* _Direction_
Under this task are some entries; return every one of them exactly.

* _Supplied records_
-*-*-

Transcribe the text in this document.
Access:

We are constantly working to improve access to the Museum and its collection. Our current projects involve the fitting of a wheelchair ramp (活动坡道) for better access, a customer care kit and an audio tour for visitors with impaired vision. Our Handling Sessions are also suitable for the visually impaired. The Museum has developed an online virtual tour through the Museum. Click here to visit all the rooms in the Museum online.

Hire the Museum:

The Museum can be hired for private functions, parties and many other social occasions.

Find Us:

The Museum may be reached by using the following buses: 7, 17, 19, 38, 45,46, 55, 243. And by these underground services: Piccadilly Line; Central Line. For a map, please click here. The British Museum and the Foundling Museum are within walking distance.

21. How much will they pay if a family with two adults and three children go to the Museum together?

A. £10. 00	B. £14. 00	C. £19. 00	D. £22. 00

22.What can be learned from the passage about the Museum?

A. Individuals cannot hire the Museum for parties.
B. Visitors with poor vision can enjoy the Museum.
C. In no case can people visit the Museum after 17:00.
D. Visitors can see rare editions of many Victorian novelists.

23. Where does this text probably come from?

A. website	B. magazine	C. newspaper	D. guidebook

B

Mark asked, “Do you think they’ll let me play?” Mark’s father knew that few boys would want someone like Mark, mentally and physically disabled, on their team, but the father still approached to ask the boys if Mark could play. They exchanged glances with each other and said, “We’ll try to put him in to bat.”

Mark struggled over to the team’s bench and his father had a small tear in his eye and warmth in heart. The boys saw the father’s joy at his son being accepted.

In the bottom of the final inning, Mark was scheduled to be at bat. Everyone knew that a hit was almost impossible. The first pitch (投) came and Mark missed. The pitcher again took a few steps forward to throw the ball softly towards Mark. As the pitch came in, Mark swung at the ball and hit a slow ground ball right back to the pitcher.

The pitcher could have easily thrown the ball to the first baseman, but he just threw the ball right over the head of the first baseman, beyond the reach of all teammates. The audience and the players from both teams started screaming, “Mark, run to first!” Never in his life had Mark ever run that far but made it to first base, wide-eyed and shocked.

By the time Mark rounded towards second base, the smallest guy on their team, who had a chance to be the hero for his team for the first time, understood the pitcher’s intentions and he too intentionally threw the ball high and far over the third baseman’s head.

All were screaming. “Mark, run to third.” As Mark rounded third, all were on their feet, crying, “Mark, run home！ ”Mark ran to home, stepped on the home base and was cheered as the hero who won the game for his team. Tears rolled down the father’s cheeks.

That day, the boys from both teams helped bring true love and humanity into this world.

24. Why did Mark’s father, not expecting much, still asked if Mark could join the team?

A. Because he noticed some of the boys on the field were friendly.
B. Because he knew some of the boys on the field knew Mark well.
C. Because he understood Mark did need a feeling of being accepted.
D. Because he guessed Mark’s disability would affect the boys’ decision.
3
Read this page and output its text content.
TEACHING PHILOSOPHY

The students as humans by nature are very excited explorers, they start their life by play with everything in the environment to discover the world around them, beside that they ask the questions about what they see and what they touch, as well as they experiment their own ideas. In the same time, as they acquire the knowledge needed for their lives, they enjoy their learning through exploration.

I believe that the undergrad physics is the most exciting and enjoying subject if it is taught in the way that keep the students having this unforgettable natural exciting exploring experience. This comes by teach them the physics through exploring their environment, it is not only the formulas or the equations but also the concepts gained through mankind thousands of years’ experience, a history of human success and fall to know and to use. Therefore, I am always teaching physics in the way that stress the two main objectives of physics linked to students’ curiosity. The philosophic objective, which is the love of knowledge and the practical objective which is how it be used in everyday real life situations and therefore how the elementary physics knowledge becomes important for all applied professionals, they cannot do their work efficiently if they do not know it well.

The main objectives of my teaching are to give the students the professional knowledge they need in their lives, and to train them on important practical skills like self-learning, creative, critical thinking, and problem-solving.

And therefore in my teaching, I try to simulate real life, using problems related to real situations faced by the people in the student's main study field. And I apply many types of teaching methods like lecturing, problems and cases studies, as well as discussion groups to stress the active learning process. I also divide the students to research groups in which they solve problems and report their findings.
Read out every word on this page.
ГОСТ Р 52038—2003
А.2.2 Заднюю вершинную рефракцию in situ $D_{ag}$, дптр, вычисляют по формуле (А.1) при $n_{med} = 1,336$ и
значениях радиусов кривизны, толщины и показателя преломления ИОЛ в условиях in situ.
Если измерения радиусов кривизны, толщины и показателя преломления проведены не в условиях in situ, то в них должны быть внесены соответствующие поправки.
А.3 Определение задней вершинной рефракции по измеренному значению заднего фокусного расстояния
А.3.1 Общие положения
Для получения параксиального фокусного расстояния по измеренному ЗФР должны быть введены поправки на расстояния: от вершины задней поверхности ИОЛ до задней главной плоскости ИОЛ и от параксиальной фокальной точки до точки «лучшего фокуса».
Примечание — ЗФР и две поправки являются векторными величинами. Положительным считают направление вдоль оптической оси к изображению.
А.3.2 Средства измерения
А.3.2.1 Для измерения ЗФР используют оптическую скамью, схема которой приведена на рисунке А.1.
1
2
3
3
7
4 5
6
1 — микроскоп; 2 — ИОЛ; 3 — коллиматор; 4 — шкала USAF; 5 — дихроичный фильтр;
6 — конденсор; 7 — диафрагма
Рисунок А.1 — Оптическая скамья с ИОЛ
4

-*-*-

* _Exercise response_
Transcribe the text in this document.
Access:

We are constantly working to improve access to the Museum and its collection. Our current projects involve the fitting of a wheelchair ramp (活动坡道) for better access, a customer care kit and an audio tour for visitors with impaired vision. Our Handling Sessions are also suitable for the visually impaired. The Museum has developed an online virtual tour through the Museum. Click here to visit all the rooms in the Museum online.

Hire the Museum:

The Museum can be hired for private functions, parties and many other social occasions.

Find Us:

The Museum may be reached by using the following buses: 7, 17, 19, 38, 45,46, 55, 243. And by these underground services: Piccadilly Line; Central Line. For a map, please click here. The British Museum and the Foundling Museum are within walking distance.

21. How much will they pay if a family with two adults and three children go to the Museum together?

A. £10. 00	B. £14. 00	C. £19. 00	D. £22. 00

22.What can be learned from the passage about the Museum?

A. Individuals cannot hire the Museum for parties.
B. Visitors with poor vision can enjoy the Museum.
C. In no case can people visit the Museum after 17:00.
D. Visitors can see rare editions of many Victorian novelists.

23. Where does this text probably come from?

A. website	B. magazine	C. newspaper	D. guidebook

B

Mark asked, “Do you think they’ll let me play?” Mark’s father knew that few boys would want someone like Mark, mentally and physically disabled, on their team, but the father still approached to ask the boys if Mark could play. They exchanged glances with each other and said, “We’ll try to put him in to bat.”

Mark struggled over to the team’s bench and his father had a small tear in his eye and warmth in heart. The boys saw the father’s joy at his son being accepted.

In the bottom of the final inning, Mark was scheduled to be at bat. Everyone knew that a hit was almost impossible. The first pitch (投) came and Mark missed. The pitcher again took a few steps forward to throw the ball softly towards Mark. As the pitch came in, Mark swung at the ball and hit a slow ground ball right back to the pitcher.

The pitcher could have easily thrown the ball to the first baseman, but he just threw the ball right over the head of the first baseman, beyond the reach of all teammates. The audience and the players from both teams started screaming, “Mark, run to first!” Never in his life had Mark ever run that far but made it to first base, wide-eyed and shocked.

By the time Mark rounded towards second base, the smallest guy on their team, who had a chance to be the hero for his team for the first time, understood the pitcher’s intentions and he too intentionally threw the ball high and far over the third baseman’s head.

All were screaming. “Mark, run to third.” As Mark rounded third, all were on their feet, crying, “Mark, run home！ ”Mark ran to home, stepped on the home base and was cheered as the hero who won the game for his team. Tears rolled down the father’s cheeks.

That day, the boys from both teams helped bring true love and humanity into this world.

24. Why did Mark’s father, not expecting much, still asked if Mark could join the team?

A. Because he noticed some of the boys on the field were friendly.
B. Because he knew some of the boys on the field knew Mark well.
C. Because he understood Mark did need a feeling of being accepted.
D. Because he guessed Mark’s disability would affect the boys’ decision.
3
Read this page and output its text content.
TEACHING PHILOSOPHY

The students as humans by nature are very excited explorers, they start their life by play with everything in the environment to discover the world around them, beside that they ask the questions about what they see and what they touch, as well as they experiment their own ideas. In the same time, as they acquire the knowledge needed for their lives, they enjoy their learning through exploration.

I believe that the undergrad physics is the most exciting and enjoying subject if it is taught in the way that keep the students having this unforgettable natural exciting exploring experience. This comes by teach them the physics through exploring their environment, it is not only the formulas or the equations but also the concepts gained through mankind thousands of years’ experience, a history of human success and fall to know and to use. Therefore, I am always teaching physics in the way that stress the two main objectives of physics linked to students’ curiosity. The philosophic objective, which is the love of knowledge and the practical objective which is how it be used in everyday real life situations and therefore how the elementary physics knowledge becomes important for all applied professionals, they cannot do their work efficiently if they do not know it well.

The main objectives of my teaching are to give the students the professional knowledge they need in their lives, and to train them on important practical skills like self-learning, creative, critical thinking, and problem-solving.

And therefore in my teaching, I try to simulate real life, using problems related to real situations faced by the people in the student's main study field. And I apply many types of teaching methods like lecturing, problems and cases studies, as well as discussion groups to stress the active learning process. I also divide the students to research groups in which they solve problems and report their findings.
Read out every word on this page.
ГОСТ Р 52038—2003
А.2.2 Заднюю вершинную рефракцию in situ $D_{ag}$, дптр, вычисляют по формуле (А.1) при $n_{med} = 1,336$ и
значениях радиусов кривизны, толщины и показателя преломления ИОЛ в условиях in situ.
Если измерения радиусов кривизны, толщины и показателя преломления проведены не в условиях in situ, то в них должны быть внесены соответствующие поправки.
А.3 Определение задней вершинной рефракции по измеренному значению заднего фокусного расстояния
А.3.1 Общие положения
Для получения параксиального фокусного расстояния по измеренному ЗФР должны быть введены поправки на расстояния: от вершины задней поверхности ИОЛ до задней главной плоскости ИОЛ и от параксиальной фокальной точки до точки «лучшего фокуса».
Примечание — ЗФР и две поправки являются векторными величинами. Положительным считают направление вдоль оптической оси к изображению.
А.3.2 Средства измерения
А.3.2.1 Для измерения ЗФР используют оптическую скамью, схема которой приведена на рисунке А.1.
1
2
3
3
7
4 5
6
1 — микроскоп; 2 — ИОЛ; 3 — коллиматор; 4 — шкала USAF; 5 — дихроичный фильтр;
6 — конденсор; 7 — диафрагма
Рисунок А.1 — Оптическая скамья с ИОЛ
4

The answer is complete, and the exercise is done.